**Requirement**
Rewrite the part that opens with the first line of the material and closes with the line containing "points-value: 1,963 <box>96 224 157 246</box>", changing "Pumps" to "Fans" and leaving everything else the same.

**Data lines**

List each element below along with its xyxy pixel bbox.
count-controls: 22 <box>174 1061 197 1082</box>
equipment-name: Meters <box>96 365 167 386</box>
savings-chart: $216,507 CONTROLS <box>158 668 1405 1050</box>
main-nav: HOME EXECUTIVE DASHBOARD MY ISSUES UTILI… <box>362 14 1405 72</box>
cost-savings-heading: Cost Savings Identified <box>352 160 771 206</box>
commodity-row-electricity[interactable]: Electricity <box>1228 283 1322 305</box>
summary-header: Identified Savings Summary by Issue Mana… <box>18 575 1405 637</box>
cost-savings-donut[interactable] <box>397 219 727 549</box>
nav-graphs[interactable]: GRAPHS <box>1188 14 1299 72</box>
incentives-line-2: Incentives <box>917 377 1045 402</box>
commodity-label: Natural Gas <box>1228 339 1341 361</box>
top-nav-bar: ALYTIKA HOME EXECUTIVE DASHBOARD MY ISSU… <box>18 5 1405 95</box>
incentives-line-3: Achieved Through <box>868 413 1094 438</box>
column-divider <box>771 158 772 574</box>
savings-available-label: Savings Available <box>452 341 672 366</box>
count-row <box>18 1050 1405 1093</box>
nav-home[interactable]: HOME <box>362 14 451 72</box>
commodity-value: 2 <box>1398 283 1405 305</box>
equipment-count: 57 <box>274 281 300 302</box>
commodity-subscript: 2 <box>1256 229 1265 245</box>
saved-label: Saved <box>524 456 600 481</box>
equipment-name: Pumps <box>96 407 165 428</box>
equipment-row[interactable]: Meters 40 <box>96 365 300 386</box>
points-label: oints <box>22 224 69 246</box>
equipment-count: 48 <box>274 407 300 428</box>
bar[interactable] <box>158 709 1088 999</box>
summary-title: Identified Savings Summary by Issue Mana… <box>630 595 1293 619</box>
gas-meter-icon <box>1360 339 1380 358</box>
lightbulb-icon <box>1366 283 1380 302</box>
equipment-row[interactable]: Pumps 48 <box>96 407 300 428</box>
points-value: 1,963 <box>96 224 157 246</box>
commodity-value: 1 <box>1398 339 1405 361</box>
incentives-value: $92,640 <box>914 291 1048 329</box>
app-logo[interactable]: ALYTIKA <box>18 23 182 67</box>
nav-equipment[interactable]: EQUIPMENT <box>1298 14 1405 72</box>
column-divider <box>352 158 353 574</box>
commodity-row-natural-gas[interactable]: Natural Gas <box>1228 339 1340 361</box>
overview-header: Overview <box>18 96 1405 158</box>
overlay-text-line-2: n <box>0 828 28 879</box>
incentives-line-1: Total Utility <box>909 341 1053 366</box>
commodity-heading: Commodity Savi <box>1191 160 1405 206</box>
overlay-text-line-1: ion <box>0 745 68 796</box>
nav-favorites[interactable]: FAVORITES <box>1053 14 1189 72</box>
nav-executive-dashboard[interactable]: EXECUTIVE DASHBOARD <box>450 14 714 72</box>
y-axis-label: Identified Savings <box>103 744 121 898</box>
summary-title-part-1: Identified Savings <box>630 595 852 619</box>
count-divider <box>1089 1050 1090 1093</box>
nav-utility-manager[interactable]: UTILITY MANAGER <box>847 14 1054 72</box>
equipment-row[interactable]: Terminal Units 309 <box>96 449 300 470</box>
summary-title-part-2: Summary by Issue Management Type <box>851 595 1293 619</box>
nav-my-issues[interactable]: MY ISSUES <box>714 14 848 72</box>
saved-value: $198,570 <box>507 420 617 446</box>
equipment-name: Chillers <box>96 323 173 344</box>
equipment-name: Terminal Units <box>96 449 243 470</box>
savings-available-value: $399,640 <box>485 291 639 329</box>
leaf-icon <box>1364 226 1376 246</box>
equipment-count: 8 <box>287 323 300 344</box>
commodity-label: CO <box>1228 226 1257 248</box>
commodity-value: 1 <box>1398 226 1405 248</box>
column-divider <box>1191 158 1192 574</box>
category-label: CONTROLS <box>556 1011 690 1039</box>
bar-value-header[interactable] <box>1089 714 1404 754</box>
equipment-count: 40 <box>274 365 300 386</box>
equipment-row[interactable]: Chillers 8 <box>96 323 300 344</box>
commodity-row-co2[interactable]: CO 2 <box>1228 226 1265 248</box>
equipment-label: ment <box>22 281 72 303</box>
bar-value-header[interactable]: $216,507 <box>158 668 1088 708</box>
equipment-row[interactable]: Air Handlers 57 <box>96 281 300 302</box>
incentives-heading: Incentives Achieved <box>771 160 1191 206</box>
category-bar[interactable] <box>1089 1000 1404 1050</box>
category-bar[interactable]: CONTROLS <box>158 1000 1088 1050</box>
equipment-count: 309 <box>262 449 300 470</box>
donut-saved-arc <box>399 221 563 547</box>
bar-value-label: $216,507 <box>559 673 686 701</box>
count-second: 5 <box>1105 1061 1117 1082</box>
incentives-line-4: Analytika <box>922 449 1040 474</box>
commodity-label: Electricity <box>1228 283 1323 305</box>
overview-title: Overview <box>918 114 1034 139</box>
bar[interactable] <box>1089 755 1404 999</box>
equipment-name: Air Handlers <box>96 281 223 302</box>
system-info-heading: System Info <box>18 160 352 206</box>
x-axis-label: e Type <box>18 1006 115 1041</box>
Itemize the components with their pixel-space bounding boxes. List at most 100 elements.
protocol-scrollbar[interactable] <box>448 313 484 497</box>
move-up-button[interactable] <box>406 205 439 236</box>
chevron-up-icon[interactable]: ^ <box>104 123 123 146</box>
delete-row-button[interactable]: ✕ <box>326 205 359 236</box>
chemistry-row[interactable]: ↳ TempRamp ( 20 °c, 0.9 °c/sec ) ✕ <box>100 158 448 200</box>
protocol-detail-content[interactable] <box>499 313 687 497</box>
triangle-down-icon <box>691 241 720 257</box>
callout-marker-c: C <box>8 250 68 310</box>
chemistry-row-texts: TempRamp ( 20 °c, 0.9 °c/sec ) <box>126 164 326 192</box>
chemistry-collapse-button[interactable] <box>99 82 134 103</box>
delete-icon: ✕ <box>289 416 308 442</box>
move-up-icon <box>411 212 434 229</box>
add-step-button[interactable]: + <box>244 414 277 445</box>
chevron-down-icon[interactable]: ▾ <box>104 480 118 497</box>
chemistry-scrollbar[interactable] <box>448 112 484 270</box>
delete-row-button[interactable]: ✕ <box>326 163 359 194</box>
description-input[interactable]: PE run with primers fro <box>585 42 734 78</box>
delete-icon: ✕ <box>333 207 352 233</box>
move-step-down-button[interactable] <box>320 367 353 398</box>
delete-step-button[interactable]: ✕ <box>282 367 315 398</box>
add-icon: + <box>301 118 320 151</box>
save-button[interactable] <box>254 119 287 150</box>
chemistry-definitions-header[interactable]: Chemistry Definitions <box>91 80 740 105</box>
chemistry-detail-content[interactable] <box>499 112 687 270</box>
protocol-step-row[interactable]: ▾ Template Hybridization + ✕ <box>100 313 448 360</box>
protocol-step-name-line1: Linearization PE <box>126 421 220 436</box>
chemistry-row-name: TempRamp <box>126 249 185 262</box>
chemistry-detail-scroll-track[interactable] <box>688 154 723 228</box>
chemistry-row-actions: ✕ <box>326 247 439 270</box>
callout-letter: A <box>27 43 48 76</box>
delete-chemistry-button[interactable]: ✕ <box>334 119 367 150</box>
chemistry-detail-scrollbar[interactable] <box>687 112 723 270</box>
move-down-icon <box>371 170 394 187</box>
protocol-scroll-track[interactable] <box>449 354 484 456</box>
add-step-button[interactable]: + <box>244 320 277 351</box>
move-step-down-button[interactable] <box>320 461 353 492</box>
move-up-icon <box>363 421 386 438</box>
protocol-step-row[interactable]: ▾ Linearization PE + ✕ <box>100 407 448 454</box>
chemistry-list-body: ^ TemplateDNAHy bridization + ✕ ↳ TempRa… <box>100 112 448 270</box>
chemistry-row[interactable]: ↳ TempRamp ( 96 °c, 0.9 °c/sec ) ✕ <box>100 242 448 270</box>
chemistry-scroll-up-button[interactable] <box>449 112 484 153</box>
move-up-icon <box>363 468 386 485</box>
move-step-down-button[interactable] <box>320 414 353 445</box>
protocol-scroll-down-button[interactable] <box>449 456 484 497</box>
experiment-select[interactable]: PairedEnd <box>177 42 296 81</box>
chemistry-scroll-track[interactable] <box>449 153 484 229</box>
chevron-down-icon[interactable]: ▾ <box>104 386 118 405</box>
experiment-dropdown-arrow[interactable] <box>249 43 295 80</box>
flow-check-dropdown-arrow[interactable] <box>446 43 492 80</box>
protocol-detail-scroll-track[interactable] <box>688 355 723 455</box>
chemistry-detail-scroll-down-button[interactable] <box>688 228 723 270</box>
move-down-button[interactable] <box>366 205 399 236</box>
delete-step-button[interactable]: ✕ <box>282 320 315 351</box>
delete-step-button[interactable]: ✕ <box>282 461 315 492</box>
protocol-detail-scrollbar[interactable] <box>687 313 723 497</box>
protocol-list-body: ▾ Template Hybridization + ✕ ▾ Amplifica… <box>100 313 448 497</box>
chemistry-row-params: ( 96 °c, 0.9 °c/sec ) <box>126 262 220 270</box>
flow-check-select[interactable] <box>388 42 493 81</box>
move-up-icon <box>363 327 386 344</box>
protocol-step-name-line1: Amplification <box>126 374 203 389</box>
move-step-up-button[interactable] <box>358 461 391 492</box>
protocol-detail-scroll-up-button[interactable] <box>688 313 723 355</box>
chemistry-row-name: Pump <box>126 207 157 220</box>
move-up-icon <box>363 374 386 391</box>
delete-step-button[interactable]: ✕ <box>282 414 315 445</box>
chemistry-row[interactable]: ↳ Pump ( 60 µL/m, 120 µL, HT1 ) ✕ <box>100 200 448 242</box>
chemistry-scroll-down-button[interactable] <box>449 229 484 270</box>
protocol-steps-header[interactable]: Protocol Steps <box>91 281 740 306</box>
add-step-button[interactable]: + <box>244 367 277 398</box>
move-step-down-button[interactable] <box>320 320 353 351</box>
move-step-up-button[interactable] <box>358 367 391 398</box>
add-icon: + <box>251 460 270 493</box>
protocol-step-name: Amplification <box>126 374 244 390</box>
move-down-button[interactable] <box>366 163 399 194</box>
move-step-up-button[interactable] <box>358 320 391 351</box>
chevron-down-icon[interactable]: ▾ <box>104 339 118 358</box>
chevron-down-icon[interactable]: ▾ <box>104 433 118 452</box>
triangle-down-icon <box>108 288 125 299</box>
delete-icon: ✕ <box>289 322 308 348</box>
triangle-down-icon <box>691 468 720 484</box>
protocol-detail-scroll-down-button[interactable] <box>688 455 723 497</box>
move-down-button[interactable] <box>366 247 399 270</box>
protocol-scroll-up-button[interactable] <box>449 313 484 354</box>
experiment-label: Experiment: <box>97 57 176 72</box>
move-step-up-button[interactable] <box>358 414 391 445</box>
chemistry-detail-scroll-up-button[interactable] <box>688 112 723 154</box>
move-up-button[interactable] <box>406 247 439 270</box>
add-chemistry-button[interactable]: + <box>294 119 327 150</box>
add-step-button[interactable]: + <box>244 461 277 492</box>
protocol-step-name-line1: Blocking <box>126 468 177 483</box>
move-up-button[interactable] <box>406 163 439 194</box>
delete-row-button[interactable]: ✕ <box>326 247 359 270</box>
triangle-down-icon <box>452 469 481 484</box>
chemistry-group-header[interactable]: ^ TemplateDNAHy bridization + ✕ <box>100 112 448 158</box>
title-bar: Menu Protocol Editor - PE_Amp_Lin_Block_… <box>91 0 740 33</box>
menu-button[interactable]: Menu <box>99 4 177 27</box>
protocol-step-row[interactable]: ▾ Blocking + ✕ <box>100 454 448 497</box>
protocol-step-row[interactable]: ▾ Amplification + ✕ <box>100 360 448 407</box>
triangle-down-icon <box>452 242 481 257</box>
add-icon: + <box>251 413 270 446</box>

**Exercise result**
List each element below along with its xyxy pixel bbox.
count-controls: 22 <box>174 1061 197 1082</box>
equipment-name: Meters <box>96 365 167 386</box>
savings-chart: $216,507 CONTROLS <box>158 668 1405 1050</box>
main-nav: HOME EXECUTIVE DASHBOARD MY ISSUES UTILI… <box>362 14 1405 72</box>
cost-savings-heading: Cost Savings Identified <box>352 160 771 206</box>
commodity-row-electricity[interactable]: Electricity <box>1228 283 1322 305</box>
summary-header: Identified Savings Summary by Issue Mana… <box>18 575 1405 637</box>
cost-savings-donut[interactable] <box>397 219 727 549</box>
nav-graphs[interactable]: GRAPHS <box>1188 14 1299 72</box>
incentives-line-2: Incentives <box>917 377 1045 402</box>
commodity-label: Natural Gas <box>1228 339 1341 361</box>
top-nav-bar: ALYTIKA HOME EXECUTIVE DASHBOARD MY ISSU… <box>18 5 1405 95</box>
incentives-line-3: Achieved Through <box>868 413 1094 438</box>
column-divider <box>771 158 772 574</box>
savings-available-label: Savings Available <box>452 341 672 366</box>
count-row <box>18 1050 1405 1093</box>
nav-home[interactable]: HOME <box>362 14 451 72</box>
commodity-value: 2 <box>1398 283 1405 305</box>
equipment-count: 57 <box>274 281 300 302</box>
commodity-subscript: 2 <box>1256 229 1265 245</box>
saved-label: Saved <box>524 456 600 481</box>
equipment-name: Fans <box>96 407 165 428</box>
equipment-row[interactable]: Meters 40 <box>96 365 300 386</box>
points-label: oints <box>22 224 69 246</box>
equipment-count: 48 <box>274 407 300 428</box>
bar[interactable] <box>158 709 1088 999</box>
summary-title: Identified Savings Summary by Issue Mana… <box>630 595 1293 619</box>
gas-meter-icon <box>1360 339 1380 358</box>
lightbulb-icon <box>1366 283 1380 302</box>
equipment-row[interactable]: Fans 48 <box>96 407 300 428</box>
points-value: 1,963 <box>96 224 157 246</box>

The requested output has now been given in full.